## Set task
Exactly and only the lines from the line holding "Read the values" to the end of the records should be reproduced. Leave pictures out.
─── Supplied material
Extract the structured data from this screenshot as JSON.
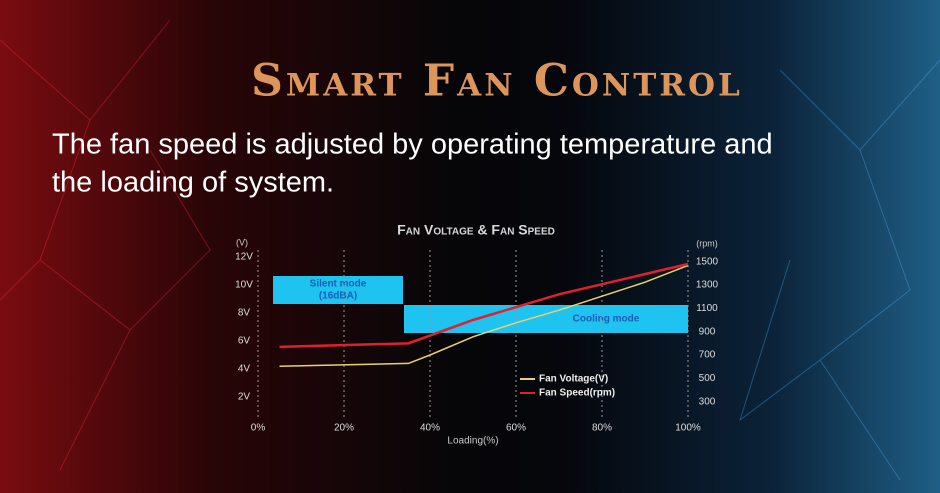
{
  "header": {
    "title": "Smart Fan Control",
    "subtitle_lines": [
      "The fan speed is adjusted by operating temperature and",
      "the loading of system."
    ]
  },
  "chart_data": {
    "type": "line",
    "title": "Fan Voltage & Fan Speed",
    "x_label": "Loading(%)",
    "y_label": "(V)",
    "y2_label": "(rpm)",
    "xlim": [
      0,
      100
    ],
    "xticks": [
      {
        "value": 0,
        "label": "0%"
      },
      {
        "value": 20,
        "label": "20%"
      },
      {
        "value": 40,
        "label": "40%"
      },
      {
        "value": 60,
        "label": "60%"
      },
      {
        "value": 80,
        "label": "80%"
      },
      {
        "value": 100,
        "label": "100%"
      }
    ],
    "ylim": [
      0,
      12.5
    ],
    "yticks": [
      {
        "value": 2,
        "label": "2V"
      },
      {
        "value": 4,
        "label": "4V"
      },
      {
        "value": 6,
        "label": "6V"
      },
      {
        "value": 8,
        "label": "8V"
      },
      {
        "value": 10,
        "label": "10V"
      },
      {
        "value": 12,
        "label": "12V"
      }
    ],
    "y2lim": [
      100,
      1600
    ],
    "y2ticks": [
      300,
      500,
      700,
      900,
      1100,
      1300,
      1500
    ],
    "grid": true,
    "series": [
      {
        "name": "Fan Voltage(V)",
        "color": "#e8d36a",
        "x": [
          5,
          35,
          40,
          50,
          60,
          70,
          80,
          90,
          100
        ],
        "values": [
          4.2,
          4.4,
          5,
          6.3,
          7.3,
          8.2,
          9.2,
          10.2,
          11.4
        ]
      },
      {
        "name": "Fan Speed(rpm)",
        "color": "#e0202a",
        "axis": "y2",
        "x": [
          5,
          35,
          50,
          70,
          100
        ],
        "values": [
          770,
          800,
          1000,
          1220,
          1480
        ]
      }
    ],
    "annotations": [
      {
        "text": [
          "Silent mode",
          "(16dBA)"
        ]
      },
      {
        "text": [
          "Cooling mode"
        ]
      }
    ]
  }
}
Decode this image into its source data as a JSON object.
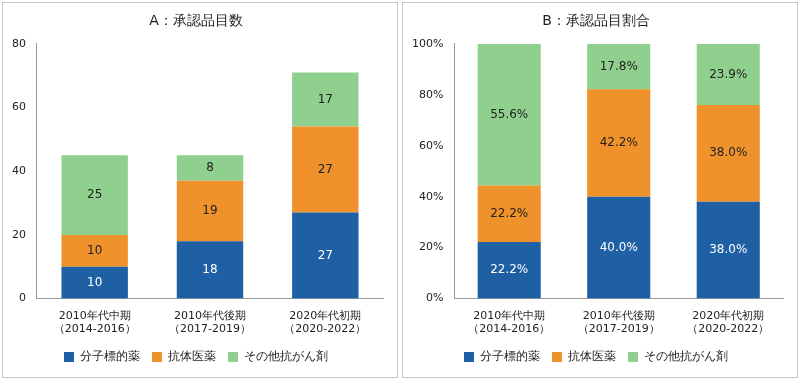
{
  "chart_data": [
    {
      "type": "bar",
      "title": "A：承認品目数",
      "categories": [
        "2010年代中期\n（2014-2016）",
        "2010年代後期\n（2017-2019）",
        "2020年代初期\n（2020-2022）"
      ],
      "series": [
        {
          "name": "分子標的薬",
          "color": "#1f5fa3",
          "values": [
            10,
            18,
            27
          ]
        },
        {
          "name": "抗体医薬",
          "color": "#f0922b",
          "values": [
            10,
            19,
            27
          ]
        },
        {
          "name": "その他抗がん剤",
          "color": "#90d08f",
          "values": [
            25,
            8,
            17
          ]
        }
      ],
      "ylim": [
        0,
        80
      ],
      "yticks": [
        0,
        20,
        40,
        60,
        80
      ],
      "stacked": true,
      "data_labels": true,
      "grid": false,
      "legend": "bottom"
    },
    {
      "type": "bar",
      "title": "B：承認品目割合",
      "categories": [
        "2010年代中期\n（2014-2016）",
        "2010年代後期\n（2017-2019）",
        "2020年代初期\n（2020-2022）"
      ],
      "series": [
        {
          "name": "分子標的薬",
          "color": "#1f5fa3",
          "values": [
            22.2,
            40.0,
            38.0
          ],
          "value_labels": [
            "22.2%",
            "40.0%",
            "38.0%"
          ]
        },
        {
          "name": "抗体医薬",
          "color": "#f0922b",
          "values": [
            22.2,
            42.2,
            38.0
          ],
          "value_labels": [
            "22.2%",
            "42.2%",
            "38.0%"
          ]
        },
        {
          "name": "その他抗がん剤",
          "color": "#90d08f",
          "values": [
            55.6,
            17.8,
            23.9
          ],
          "value_labels": [
            "55.6%",
            "17.8%",
            "23.9%"
          ]
        }
      ],
      "ylim": [
        0,
        100
      ],
      "yticks": [
        {
          "value": 0,
          "label": "0%"
        },
        {
          "value": 20,
          "label": "20%"
        },
        {
          "value": 40,
          "label": "40%"
        },
        {
          "value": 60,
          "label": "60%"
        },
        {
          "value": 80,
          "label": "80%"
        },
        {
          "value": 100,
          "label": "100%"
        }
      ],
      "stacked": true,
      "data_labels": true,
      "grid": false,
      "legend": "bottom"
    }
  ]
}
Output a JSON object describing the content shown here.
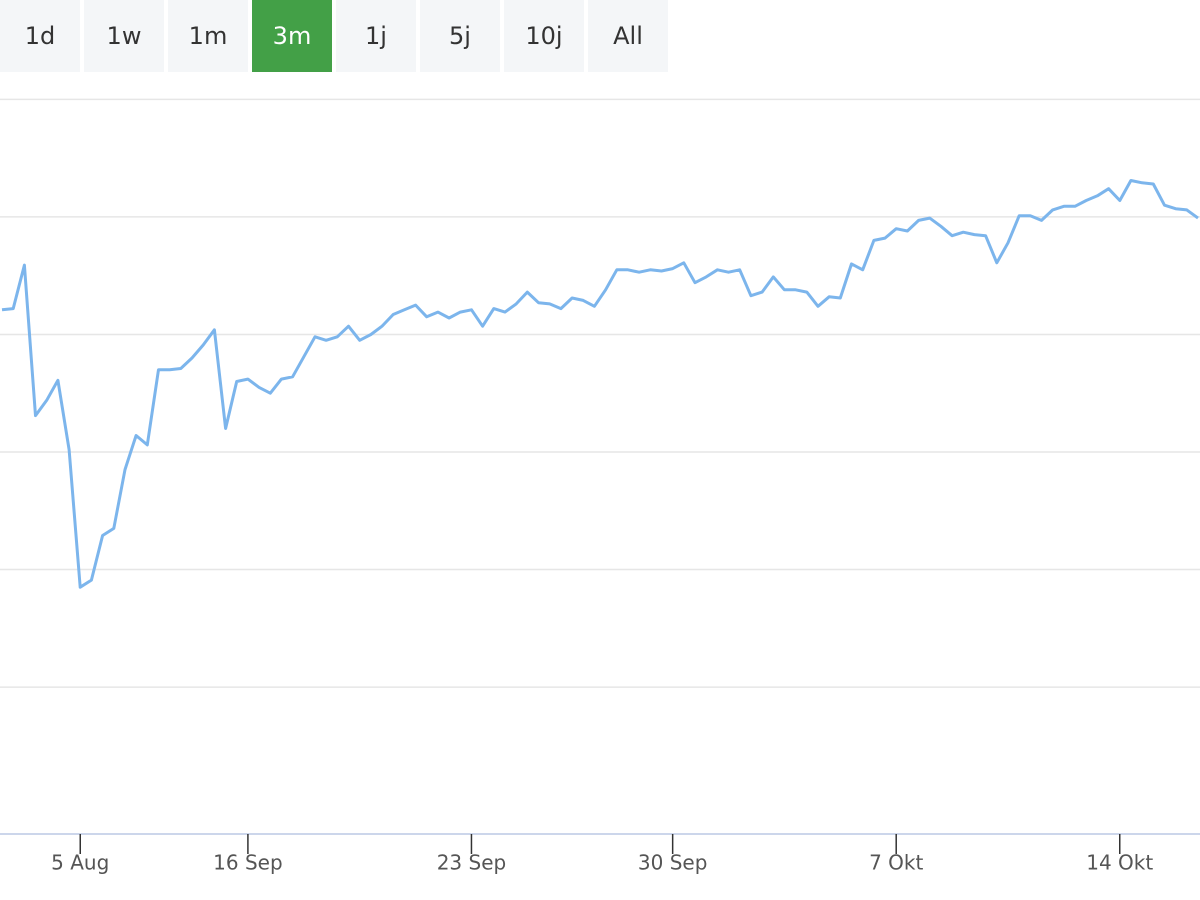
{
  "buttons": {
    "labels": [
      "1d",
      "1w",
      "1m",
      "3m",
      "1j",
      "5j",
      "10j",
      "All"
    ],
    "active": 3
  },
  "chart_data": {
    "type": "line",
    "categories": [
      null,
      null,
      null,
      null,
      null,
      null,
      null,
      "5 Aug",
      null,
      null,
      null,
      null,
      null,
      null,
      null,
      null,
      null,
      null,
      null,
      null,
      null,
      null,
      "16 Sep",
      null,
      null,
      null,
      null,
      null,
      null,
      null,
      null,
      null,
      null,
      null,
      null,
      null,
      null,
      null,
      null,
      null,
      null,
      null,
      "23 Sep",
      null,
      null,
      null,
      null,
      null,
      null,
      null,
      null,
      null,
      null,
      null,
      null,
      null,
      null,
      null,
      null,
      null,
      "30 Sep",
      null,
      null,
      null,
      null,
      null,
      null,
      null,
      null,
      null,
      null,
      null,
      null,
      null,
      null,
      null,
      null,
      null,
      null,
      null,
      "7 Okt",
      null,
      null,
      null,
      null,
      null,
      null,
      null,
      null,
      null,
      null,
      null,
      null,
      null,
      null,
      null,
      null,
      null,
      null,
      null,
      "14 Okt",
      null,
      null,
      null,
      null,
      null,
      null,
      null
    ],
    "values": [
      3.21,
      3.22,
      3.59,
      2.31,
      2.44,
      2.61,
      2.02,
      0.85,
      0.91,
      1.29,
      1.35,
      1.85,
      2.14,
      2.06,
      2.7,
      2.7,
      2.71,
      2.8,
      2.91,
      3.04,
      2.2,
      2.6,
      2.62,
      2.55,
      2.5,
      2.62,
      2.64,
      2.81,
      2.98,
      2.95,
      2.98,
      3.07,
      2.95,
      3.0,
      3.07,
      3.17,
      3.21,
      3.25,
      3.15,
      3.19,
      3.14,
      3.19,
      3.21,
      3.07,
      3.22,
      3.19,
      3.26,
      3.36,
      3.27,
      3.26,
      3.22,
      3.31,
      3.29,
      3.24,
      3.38,
      3.55,
      3.55,
      3.53,
      3.55,
      3.54,
      3.56,
      3.61,
      3.44,
      3.49,
      3.55,
      3.53,
      3.55,
      3.33,
      3.36,
      3.49,
      3.38,
      3.38,
      3.36,
      3.24,
      3.32,
      3.31,
      3.6,
      3.55,
      3.8,
      3.82,
      3.9,
      3.88,
      3.97,
      3.99,
      3.92,
      3.84,
      3.87,
      3.85,
      3.84,
      3.61,
      3.78,
      4.01,
      4.01,
      3.97,
      4.06,
      4.09,
      4.09,
      4.14,
      4.18,
      4.24,
      4.14,
      4.31,
      4.29,
      4.28,
      4.1,
      4.07,
      4.06,
      3.99
    ],
    "color": "#7cb5ec",
    "ylim": [
      -1.25,
      5.25
    ],
    "yticks": [
      0,
      1,
      2,
      3,
      4,
      5
    ],
    "grid": true
  }
}
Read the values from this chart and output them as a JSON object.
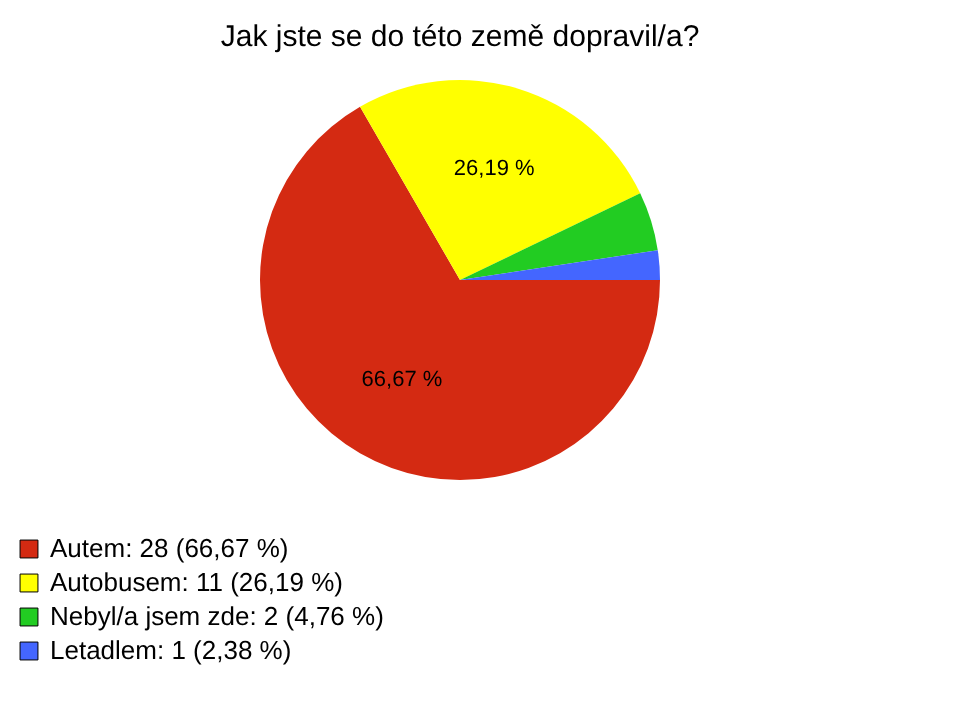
{
  "chart_data": {
    "type": "pie",
    "title": "Jak jste se do této země dopravil/a?",
    "categories": [
      "Autem: 28 (66,67 %)",
      "Autobusem: 11 (26,19 %)",
      "Nebyl/a jsem zde: 2 (4,76 %)",
      "Letadlem: 1 (2,38 %)"
    ],
    "values": [
      66.67,
      26.19,
      4.76,
      2.38
    ],
    "colors": [
      "#d42a12",
      "#ffff00",
      "#22cc22",
      "#4466ff"
    ],
    "value_labels": [
      "66,67 %",
      "26,19 %",
      null,
      null
    ],
    "legend": "bottom left"
  }
}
──────
## Problem solution
Read the values from this chart and output them as a JSON object.
{
  "chart_data": {
    "type": "pie",
    "title": "Jak jste se do této země dopravil/a?",
    "categories": [
      "Autem: 28 (66,67 %)",
      "Autobusem: 11 (26,19 %)",
      "Nebyl/a jsem zde: 2 (4,76 %)",
      "Letadlem: 1 (2,38 %)"
    ],
    "values": [
      66.67,
      26.19,
      4.76,
      2.38
    ],
    "colors": [
      "#d42a12",
      "#ffff00",
      "#22cc22",
      "#4466ff"
    ],
    "value_labels": [
      "66,67 %",
      "26,19 %",
      null,
      null
    ],
    "legend": "bottom left"
  }
}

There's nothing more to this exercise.